● **Record extracts**:
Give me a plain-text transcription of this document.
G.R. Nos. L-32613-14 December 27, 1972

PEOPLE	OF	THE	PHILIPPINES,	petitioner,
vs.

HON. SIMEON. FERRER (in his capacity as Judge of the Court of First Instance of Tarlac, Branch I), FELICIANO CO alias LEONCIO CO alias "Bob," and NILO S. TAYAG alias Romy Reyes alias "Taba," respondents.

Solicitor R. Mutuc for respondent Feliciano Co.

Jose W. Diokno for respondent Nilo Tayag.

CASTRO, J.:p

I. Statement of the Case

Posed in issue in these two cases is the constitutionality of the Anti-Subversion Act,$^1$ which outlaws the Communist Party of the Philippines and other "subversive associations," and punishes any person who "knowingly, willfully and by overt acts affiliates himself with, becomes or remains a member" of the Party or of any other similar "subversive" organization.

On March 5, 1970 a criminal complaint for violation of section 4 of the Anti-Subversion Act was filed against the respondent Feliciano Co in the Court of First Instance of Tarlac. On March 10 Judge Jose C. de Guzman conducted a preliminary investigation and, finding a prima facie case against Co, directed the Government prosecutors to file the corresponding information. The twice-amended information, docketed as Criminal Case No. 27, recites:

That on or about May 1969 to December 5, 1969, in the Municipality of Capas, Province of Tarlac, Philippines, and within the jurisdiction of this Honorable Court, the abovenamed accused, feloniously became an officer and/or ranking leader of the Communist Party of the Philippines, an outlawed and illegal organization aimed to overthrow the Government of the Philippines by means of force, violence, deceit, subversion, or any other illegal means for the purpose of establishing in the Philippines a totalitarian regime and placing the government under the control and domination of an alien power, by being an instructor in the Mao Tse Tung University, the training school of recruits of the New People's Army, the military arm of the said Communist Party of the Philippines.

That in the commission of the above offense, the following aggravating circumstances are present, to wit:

==

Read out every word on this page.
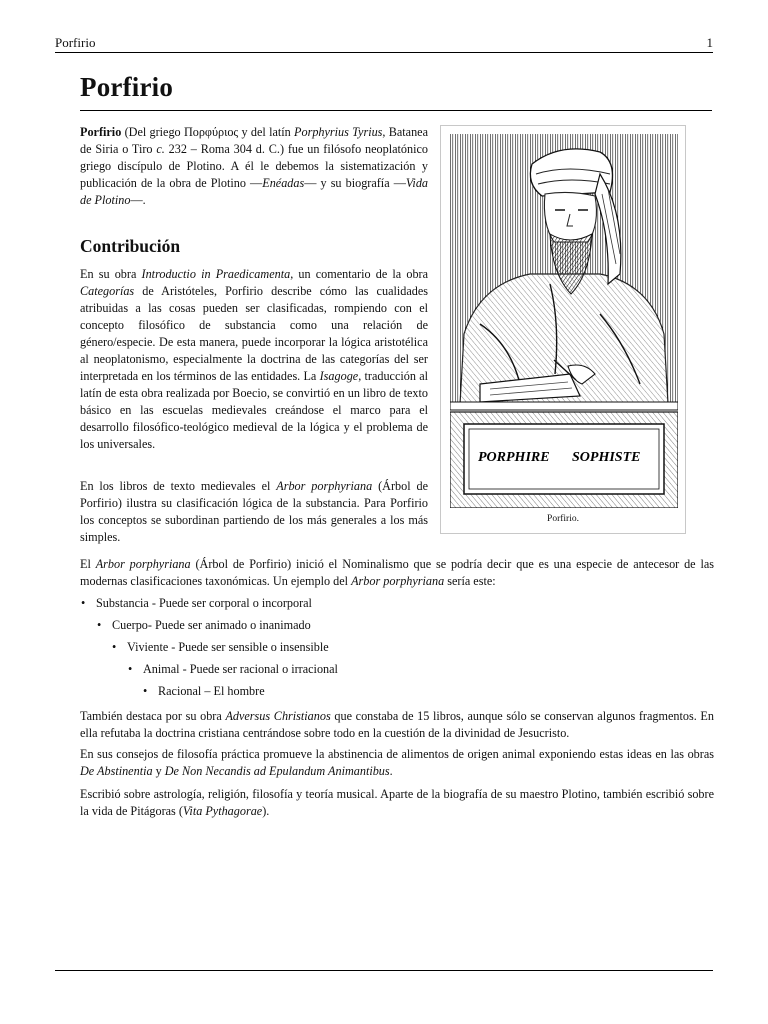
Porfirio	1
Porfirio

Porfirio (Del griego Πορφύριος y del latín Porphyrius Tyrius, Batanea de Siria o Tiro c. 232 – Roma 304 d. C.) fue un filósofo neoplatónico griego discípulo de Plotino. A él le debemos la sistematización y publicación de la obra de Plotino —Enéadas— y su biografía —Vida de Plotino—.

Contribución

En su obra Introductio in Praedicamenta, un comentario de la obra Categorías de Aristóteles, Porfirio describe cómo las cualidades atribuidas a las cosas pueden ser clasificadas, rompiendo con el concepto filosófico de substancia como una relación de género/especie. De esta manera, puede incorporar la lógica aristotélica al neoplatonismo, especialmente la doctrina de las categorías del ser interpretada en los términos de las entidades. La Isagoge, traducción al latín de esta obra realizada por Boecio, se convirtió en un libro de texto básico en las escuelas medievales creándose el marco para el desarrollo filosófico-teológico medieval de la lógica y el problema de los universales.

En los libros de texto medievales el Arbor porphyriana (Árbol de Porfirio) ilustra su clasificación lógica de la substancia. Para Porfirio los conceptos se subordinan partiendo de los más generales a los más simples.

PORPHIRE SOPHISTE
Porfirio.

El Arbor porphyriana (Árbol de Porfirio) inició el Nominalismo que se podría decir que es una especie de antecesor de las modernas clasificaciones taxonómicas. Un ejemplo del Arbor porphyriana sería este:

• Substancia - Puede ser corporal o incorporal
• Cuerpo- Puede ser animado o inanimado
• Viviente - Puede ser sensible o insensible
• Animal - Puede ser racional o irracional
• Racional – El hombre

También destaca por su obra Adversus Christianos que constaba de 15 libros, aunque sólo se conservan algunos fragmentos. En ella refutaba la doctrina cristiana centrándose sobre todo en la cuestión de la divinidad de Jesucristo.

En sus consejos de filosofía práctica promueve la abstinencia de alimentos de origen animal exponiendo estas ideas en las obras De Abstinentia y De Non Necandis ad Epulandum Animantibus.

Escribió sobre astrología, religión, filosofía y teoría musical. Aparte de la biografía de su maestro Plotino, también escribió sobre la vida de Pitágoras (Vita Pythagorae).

● **Required task**: Find how many lines include the string "doctrina" and report that number alone.

● **Finished exercise**: 2